_ENTRIES_:

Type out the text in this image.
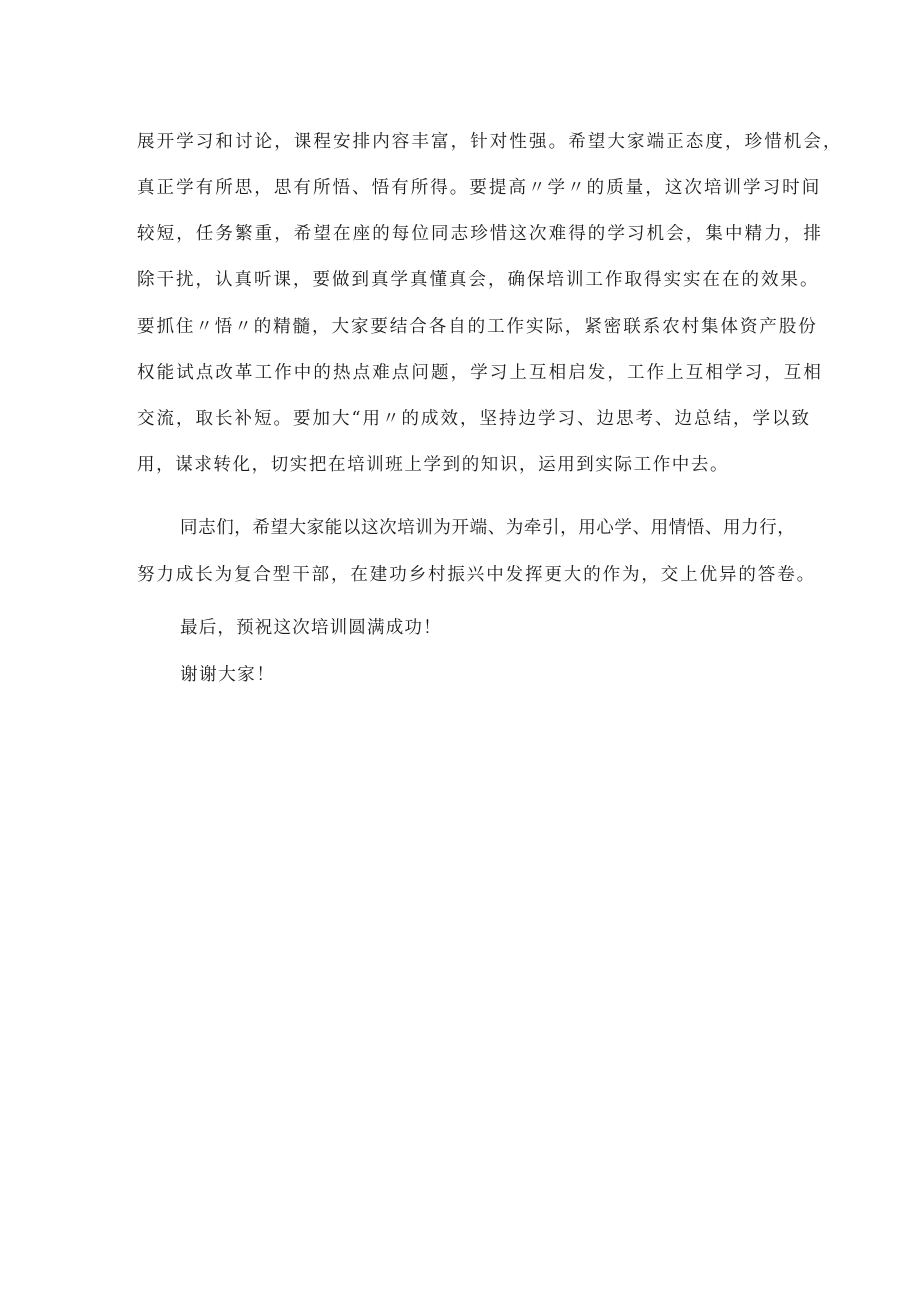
展开学习和讨论，课程安排内容丰富，针对性强。希望大家端正态度，珍惜机会，
真正学有所思，思有所悟、悟有所得。要提高〃学〃的质量，这次培训学习时间
较短，任务繁重，希望在座的每位同志珍惜这次难得的学习机会，集中精力，排
除干扰，认真听课，要做到真学真懂真会，确保培训工作取得实实在在的效果。
要抓住〃悟〃的精髓，大家要结合各自的工作实际，紧密联系农村集体资产股份
权能试点改革工作中的热点难点问题，学习上互相启发，工作上互相学习，互相
交流，取长补短。要加大“用〃的成效，坚持边学习、边思考、边总结，学以致
用，谋求转化，切实把在培训班上学到的知识，运用到实际工作中去。
同志们，希望大家能以这次培训为开端、为牵引，用心学、用情悟、用力行，
努力成长为复合型干部，在建功乡村振兴中发挥更大的作为，交上优异的答卷。
最后，预祝这次培训圆满成功！
谢谢大家！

_REQUIRED TASK_: From the records given above, reproduce all text exactly and exclude each picture.

_OUTPUT FOR THIS EXERCISE_:
Type out the text in this image.
展开学习和讨论，课程安排内容丰富，针对性强。希望大家端正态度，珍惜机会，
真正学有所思，思有所悟、悟有所得。要提高〃学〃的质量，这次培训学习时间
较短，任务繁重，希望在座的每位同志珍惜这次难得的学习机会，集中精力，排
除干扰，认真听课，要做到真学真懂真会，确保培训工作取得实实在在的效果。
要抓住〃悟〃的精髓，大家要结合各自的工作实际，紧密联系农村集体资产股份
权能试点改革工作中的热点难点问题，学习上互相启发，工作上互相学习，互相
交流，取长补短。要加大“用〃的成效，坚持边学习、边思考、边总结，学以致
用，谋求转化，切实把在培训班上学到的知识，运用到实际工作中去。
同志们，希望大家能以这次培训为开端、为牵引，用心学、用情悟、用力行，
努力成长为复合型干部，在建功乡村振兴中发挥更大的作为，交上优异的答卷。
最后，预祝这次培训圆满成功！
谢谢大家！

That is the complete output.